--- Start ---
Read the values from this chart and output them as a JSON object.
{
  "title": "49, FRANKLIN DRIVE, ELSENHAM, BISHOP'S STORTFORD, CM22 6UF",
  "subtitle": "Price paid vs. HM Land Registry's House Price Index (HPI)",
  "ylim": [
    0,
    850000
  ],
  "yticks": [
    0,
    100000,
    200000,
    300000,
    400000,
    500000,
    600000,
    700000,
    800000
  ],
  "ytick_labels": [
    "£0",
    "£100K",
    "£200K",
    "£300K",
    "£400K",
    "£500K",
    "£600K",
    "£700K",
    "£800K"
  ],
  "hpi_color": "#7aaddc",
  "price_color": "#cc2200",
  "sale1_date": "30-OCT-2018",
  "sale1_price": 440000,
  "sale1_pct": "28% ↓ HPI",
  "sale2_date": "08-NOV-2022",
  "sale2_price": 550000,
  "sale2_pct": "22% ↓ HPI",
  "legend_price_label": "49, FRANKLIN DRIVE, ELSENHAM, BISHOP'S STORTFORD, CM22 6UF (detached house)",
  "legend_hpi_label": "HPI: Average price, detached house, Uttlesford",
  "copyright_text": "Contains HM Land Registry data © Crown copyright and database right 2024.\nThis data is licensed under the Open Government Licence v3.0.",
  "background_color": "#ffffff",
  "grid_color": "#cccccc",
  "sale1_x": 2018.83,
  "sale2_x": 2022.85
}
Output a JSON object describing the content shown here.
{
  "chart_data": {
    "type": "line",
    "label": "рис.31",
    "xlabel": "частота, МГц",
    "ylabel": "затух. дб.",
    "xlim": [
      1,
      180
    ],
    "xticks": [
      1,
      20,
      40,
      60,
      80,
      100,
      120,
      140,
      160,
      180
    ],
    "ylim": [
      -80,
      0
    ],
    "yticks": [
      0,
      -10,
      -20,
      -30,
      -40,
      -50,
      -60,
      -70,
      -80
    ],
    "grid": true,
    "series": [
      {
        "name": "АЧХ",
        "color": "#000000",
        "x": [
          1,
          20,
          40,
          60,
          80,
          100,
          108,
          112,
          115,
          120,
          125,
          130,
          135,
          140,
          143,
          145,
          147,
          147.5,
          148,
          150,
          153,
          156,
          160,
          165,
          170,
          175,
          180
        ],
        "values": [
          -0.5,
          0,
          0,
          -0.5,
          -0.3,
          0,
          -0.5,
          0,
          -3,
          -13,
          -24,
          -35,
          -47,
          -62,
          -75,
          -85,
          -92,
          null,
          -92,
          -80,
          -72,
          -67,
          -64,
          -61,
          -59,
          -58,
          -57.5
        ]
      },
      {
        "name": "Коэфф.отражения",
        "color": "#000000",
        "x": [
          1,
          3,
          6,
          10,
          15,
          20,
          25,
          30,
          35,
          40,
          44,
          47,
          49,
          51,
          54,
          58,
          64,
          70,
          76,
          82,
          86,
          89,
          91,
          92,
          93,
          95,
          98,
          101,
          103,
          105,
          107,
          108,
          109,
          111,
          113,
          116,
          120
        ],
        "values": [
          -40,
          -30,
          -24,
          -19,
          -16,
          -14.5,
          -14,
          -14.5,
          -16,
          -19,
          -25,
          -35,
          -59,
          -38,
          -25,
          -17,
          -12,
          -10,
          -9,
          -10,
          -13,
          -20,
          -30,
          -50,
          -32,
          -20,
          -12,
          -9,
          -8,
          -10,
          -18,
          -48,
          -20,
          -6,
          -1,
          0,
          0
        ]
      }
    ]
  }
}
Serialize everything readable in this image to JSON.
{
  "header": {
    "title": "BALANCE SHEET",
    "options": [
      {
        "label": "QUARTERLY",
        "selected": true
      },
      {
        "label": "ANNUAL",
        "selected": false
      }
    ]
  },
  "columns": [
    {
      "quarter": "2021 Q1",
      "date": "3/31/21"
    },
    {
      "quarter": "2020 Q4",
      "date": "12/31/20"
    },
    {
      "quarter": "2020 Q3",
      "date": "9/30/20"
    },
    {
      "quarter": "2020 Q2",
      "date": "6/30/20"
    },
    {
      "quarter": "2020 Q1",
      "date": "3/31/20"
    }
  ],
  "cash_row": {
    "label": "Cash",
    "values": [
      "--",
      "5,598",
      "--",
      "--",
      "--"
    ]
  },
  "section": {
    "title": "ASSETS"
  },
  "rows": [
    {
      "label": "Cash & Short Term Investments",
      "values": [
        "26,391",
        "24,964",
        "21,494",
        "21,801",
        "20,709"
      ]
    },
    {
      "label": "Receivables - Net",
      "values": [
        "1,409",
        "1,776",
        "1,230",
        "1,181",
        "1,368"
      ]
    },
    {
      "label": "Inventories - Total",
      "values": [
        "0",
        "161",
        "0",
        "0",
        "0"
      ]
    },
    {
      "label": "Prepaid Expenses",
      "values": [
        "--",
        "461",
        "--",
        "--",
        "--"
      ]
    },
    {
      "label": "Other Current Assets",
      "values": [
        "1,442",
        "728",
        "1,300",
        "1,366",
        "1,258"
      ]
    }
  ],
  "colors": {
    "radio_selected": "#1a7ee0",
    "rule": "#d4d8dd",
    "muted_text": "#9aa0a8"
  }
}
--- End ---
Aim of the task:
Return every line of the preceding records in which the word "detached" appears.

Answer to the problem:
  "legend_price_label": "49, FRANKLIN DRIVE, ELSENHAM, BISHOP'S STORTFORD, CM22 6UF (detached house)",
  "legend_hpi_label": "HPI: Average price, detached house, Uttlesford",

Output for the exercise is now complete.